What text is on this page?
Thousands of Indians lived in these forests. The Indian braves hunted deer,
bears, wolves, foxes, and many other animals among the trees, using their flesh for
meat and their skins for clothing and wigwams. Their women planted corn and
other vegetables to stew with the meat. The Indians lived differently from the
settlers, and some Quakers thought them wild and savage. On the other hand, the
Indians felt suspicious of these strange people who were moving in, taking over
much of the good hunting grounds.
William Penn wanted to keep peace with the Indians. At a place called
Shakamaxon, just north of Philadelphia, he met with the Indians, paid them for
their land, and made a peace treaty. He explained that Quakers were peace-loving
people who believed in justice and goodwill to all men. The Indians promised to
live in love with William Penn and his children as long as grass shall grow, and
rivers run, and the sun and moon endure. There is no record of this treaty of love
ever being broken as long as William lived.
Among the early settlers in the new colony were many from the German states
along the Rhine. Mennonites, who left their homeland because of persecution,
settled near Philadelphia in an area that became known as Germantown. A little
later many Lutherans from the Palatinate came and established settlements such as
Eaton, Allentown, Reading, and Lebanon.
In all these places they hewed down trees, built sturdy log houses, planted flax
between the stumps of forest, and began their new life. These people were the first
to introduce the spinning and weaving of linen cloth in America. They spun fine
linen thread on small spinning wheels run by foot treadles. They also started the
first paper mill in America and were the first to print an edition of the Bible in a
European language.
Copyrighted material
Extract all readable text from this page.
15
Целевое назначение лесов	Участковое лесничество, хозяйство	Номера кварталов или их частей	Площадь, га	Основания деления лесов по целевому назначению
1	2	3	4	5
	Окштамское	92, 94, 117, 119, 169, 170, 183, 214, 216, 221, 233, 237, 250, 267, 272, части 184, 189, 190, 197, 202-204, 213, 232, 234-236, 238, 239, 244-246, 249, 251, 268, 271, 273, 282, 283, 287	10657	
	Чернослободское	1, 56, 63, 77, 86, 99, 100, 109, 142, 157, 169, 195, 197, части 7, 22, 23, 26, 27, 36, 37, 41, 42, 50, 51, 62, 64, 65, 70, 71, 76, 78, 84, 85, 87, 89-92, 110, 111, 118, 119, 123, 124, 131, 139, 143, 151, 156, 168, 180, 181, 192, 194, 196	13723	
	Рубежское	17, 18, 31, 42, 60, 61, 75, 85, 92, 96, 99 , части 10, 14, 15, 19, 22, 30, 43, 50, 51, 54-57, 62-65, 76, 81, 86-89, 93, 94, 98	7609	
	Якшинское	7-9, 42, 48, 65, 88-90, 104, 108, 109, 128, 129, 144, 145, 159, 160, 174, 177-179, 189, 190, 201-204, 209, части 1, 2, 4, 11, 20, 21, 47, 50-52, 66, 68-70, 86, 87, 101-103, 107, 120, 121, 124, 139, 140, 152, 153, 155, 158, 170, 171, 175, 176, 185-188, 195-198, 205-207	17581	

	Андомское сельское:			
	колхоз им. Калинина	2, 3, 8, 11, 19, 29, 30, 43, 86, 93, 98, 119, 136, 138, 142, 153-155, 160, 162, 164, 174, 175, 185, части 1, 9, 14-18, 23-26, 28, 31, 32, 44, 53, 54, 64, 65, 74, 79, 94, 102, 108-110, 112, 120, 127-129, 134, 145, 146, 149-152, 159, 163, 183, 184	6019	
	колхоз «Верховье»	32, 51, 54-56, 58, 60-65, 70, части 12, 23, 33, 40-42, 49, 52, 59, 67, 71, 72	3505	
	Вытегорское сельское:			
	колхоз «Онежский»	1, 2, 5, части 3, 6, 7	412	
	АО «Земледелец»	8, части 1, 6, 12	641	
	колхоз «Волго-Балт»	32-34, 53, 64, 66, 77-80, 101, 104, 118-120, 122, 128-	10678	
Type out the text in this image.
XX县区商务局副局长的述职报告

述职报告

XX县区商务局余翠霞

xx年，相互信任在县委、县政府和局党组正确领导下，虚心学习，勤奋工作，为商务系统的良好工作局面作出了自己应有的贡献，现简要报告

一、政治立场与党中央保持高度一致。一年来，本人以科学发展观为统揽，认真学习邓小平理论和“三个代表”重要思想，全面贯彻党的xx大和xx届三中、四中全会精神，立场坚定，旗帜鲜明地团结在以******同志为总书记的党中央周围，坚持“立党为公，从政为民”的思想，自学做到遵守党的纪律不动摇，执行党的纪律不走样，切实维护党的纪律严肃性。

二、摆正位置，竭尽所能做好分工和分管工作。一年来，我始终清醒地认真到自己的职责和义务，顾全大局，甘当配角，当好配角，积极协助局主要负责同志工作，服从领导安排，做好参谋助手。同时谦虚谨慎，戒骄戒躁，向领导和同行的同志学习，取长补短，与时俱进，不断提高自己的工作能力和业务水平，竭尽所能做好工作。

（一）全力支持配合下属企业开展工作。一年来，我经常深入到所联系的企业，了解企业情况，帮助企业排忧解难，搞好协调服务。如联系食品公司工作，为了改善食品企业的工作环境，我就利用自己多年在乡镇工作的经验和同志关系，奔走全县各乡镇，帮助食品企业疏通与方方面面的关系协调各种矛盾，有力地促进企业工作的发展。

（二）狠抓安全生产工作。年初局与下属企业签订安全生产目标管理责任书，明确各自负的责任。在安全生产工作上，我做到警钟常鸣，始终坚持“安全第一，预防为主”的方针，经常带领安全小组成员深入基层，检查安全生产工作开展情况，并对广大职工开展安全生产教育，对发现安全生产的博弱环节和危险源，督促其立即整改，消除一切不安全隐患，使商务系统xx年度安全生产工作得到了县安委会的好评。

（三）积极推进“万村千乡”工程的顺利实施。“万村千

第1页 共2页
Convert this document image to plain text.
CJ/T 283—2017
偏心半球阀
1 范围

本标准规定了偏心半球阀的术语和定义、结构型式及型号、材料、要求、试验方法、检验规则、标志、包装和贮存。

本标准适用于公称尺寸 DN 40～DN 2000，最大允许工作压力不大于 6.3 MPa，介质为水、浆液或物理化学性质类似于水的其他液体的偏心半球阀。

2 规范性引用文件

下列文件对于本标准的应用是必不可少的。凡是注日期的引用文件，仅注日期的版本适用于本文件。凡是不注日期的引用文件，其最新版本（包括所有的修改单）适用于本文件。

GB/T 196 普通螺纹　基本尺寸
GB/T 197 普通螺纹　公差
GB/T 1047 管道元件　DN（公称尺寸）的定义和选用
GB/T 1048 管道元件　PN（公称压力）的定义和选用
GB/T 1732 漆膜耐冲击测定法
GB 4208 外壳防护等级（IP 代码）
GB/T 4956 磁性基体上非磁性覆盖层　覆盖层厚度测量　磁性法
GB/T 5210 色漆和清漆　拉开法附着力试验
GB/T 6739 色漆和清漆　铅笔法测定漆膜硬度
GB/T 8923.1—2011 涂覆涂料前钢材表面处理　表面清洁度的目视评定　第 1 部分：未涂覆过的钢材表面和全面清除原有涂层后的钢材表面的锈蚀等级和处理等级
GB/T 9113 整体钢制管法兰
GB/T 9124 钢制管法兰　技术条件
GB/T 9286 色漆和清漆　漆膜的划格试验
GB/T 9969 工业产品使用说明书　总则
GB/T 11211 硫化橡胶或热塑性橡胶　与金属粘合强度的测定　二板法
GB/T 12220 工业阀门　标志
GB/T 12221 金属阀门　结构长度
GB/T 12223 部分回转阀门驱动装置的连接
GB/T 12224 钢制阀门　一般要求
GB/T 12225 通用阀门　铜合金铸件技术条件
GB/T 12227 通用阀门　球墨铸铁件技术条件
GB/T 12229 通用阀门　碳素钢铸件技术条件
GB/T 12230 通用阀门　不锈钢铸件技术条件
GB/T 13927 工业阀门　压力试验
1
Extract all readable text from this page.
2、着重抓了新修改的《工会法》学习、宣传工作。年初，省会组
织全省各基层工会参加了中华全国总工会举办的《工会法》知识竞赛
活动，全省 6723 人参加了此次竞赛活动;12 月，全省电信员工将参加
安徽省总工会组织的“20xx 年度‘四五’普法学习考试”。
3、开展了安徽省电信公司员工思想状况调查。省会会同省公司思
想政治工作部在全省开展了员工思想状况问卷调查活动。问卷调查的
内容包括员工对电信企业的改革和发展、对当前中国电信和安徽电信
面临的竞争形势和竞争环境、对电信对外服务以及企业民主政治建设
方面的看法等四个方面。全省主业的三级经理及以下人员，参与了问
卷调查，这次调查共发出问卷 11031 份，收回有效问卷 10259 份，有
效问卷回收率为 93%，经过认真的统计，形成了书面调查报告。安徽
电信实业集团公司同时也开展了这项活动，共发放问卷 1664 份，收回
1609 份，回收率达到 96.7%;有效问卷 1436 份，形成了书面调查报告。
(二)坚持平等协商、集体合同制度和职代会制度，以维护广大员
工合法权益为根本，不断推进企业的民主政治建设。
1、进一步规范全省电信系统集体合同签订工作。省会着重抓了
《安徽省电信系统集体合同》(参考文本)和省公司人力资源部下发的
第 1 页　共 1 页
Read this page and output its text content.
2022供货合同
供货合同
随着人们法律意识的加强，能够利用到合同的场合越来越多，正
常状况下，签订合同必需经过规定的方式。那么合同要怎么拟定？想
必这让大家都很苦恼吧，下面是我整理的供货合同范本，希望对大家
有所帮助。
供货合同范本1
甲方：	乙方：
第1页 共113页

**EXERCISE GOAL**
Repeat exactly, and only, the lines from the one containing "Read this page and output its text content." through the end of the material.

**ANSWER TO THIS PROBLEM**
Read this page and output its text content.
2022供货合同
供货合同
随着人们法律意识的加强，能够利用到合同的场合越来越多，正
常状况下，签订合同必需经过规定的方式。那么合同要怎么拟定？想
必这让大家都很苦恼吧，下面是我整理的供货合同范本，希望对大家
有所帮助。
供货合同范本1
甲方：	乙方：
第1页 共113页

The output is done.